## PROBLEM TO WORK ON
Leaving out the pictures, retype all the material exactly.

## START

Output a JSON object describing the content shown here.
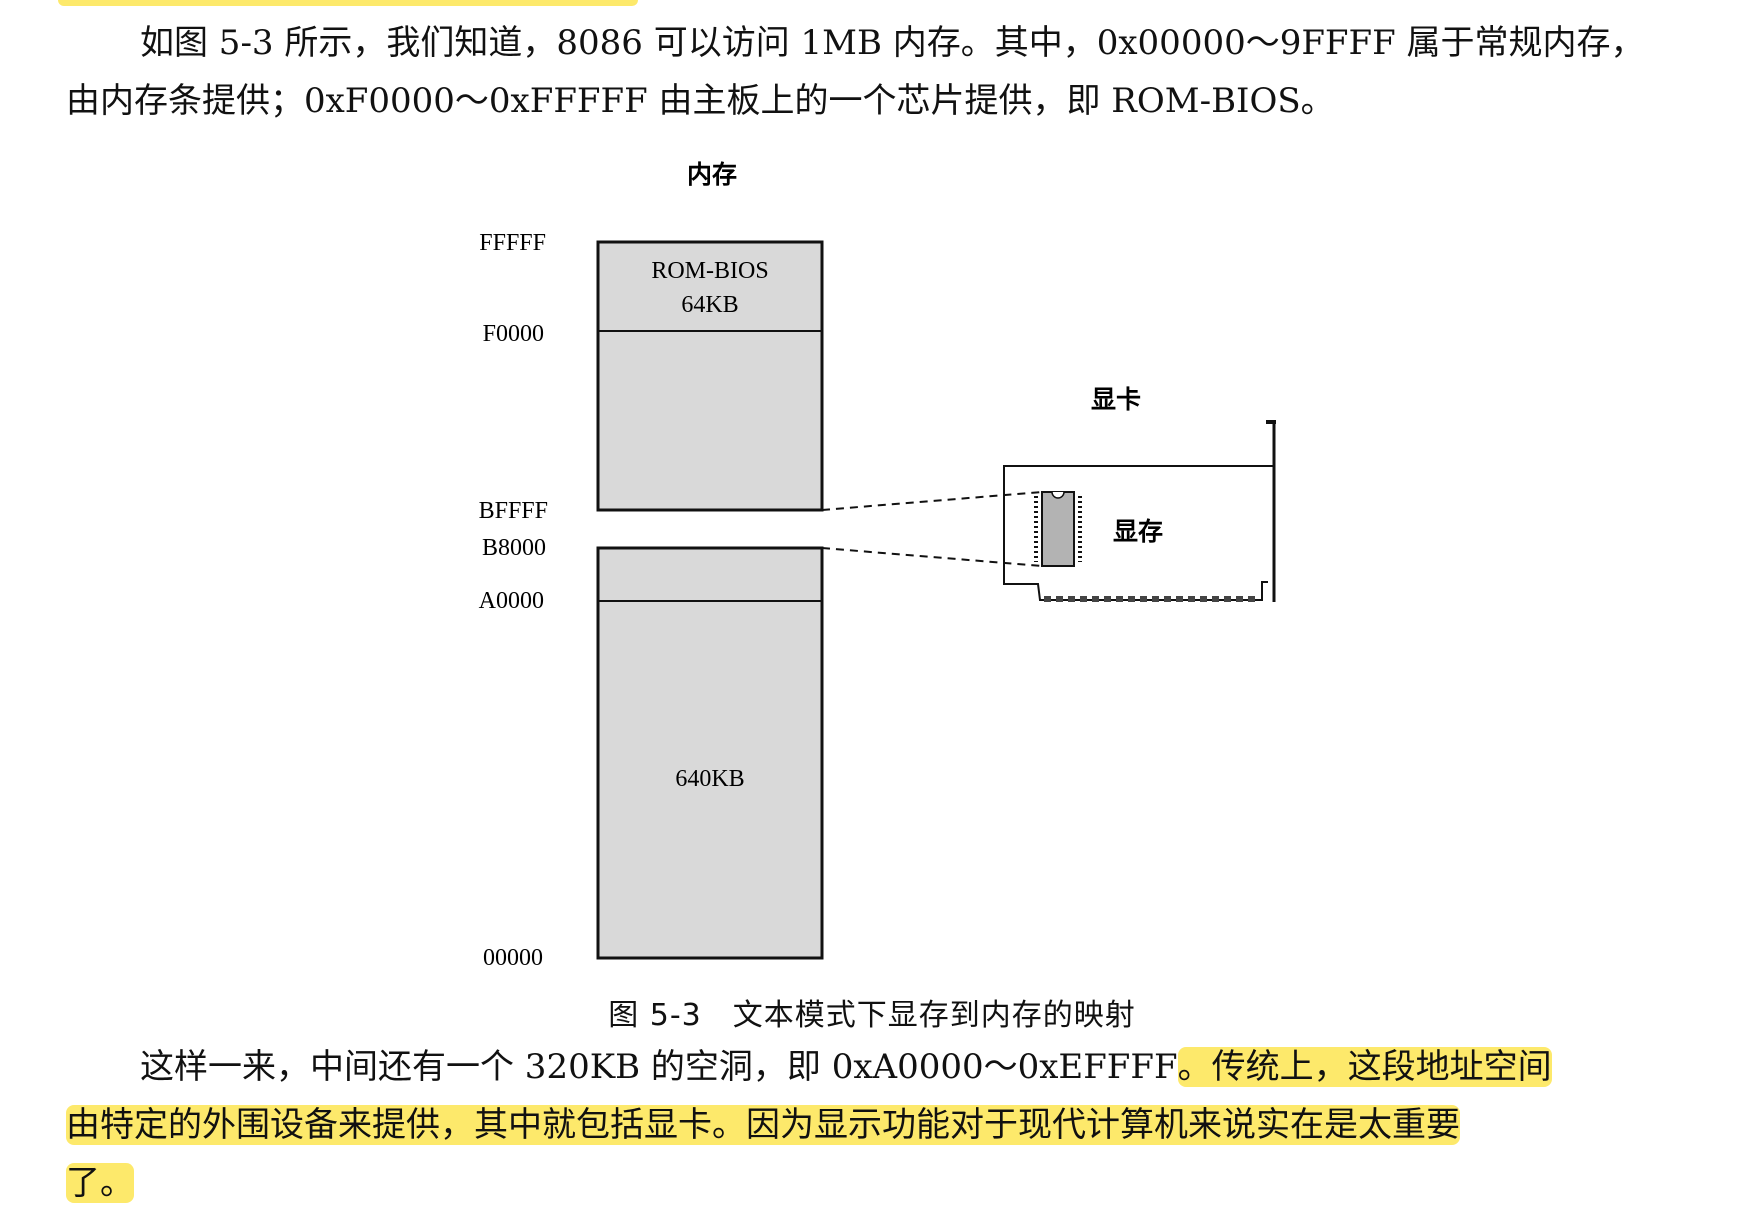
{
  "intro": {
    "line1": "如图 5-3 所示，我们知道，8086 可以访问 1MB 内存。其中，0x00000～9FFFF 属于常规内存，",
    "line2": "由内存条提供；0xF0000～0xFFFFF 由主板上的一个芯片提供，即 ROM-BIOS。"
  },
  "figure": {
    "memory_title": "内存",
    "addresses": {
      "fffff": "FFFFF",
      "f0000": "F0000",
      "bffff": "BFFFF",
      "b8000": "B8000",
      "a0000": "A0000",
      "zero": "00000"
    },
    "rom_label_1": "ROM-BIOS",
    "rom_label_2": "64KB",
    "conv_label": "640KB",
    "card_title": "显卡",
    "vram_label": "显存",
    "caption": "图 5-3　文本模式下显存到内存的映射"
  },
  "outro": {
    "line1_plain": "这样一来，中间还有一个 320KB 的空洞，即 0xA0000～0xEFFFF",
    "line1_highlight": "。传统上，这段地址空间",
    "line2": "由特定的外围设备来提供，其中就包括显卡。因为显示功能对于现代计算机来说实在是太重要",
    "line3": "了。"
  },
  "colors": {
    "highlight": "#fde96b",
    "block_fill": "#d9d9d9",
    "chip_fill": "#b3b3b3"
  }
}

## END

## SOLUTION FOR THIS EXERCISE
Output a JSON object describing the content shown here.
{
  "intro": {
    "line1": "如图 5-3 所示，我们知道，8086 可以访问 1MB 内存。其中，0x00000～9FFFF 属于常规内存，",
    "line2": "由内存条提供；0xF0000～0xFFFFF 由主板上的一个芯片提供，即 ROM-BIOS。"
  },
  "figure": {
    "memory_title": "内存",
    "addresses": {
      "fffff": "FFFFF",
      "f0000": "F0000",
      "bffff": "BFFFF",
      "b8000": "B8000",
      "a0000": "A0000",
      "zero": "00000"
    },
    "rom_label_1": "ROM-BIOS",
    "rom_label_2": "64KB",
    "conv_label": "640KB",
    "card_title": "显卡",
    "vram_label": "显存",
    "caption": "图 5-3　文本模式下显存到内存的映射"
  },
  "outro": {
    "line1_plain": "这样一来，中间还有一个 320KB 的空洞，即 0xA0000～0xEFFFF",
    "line1_highlight": "。传统上，这段地址空间",
    "line2": "由特定的外围设备来提供，其中就包括显卡。因为显示功能对于现代计算机来说实在是太重要",
    "line3": "了。"
  },
  "colors": {
    "highlight": "#fde96b",
    "block_fill": "#d9d9d9",
    "chip_fill": "#b3b3b3"
  }
}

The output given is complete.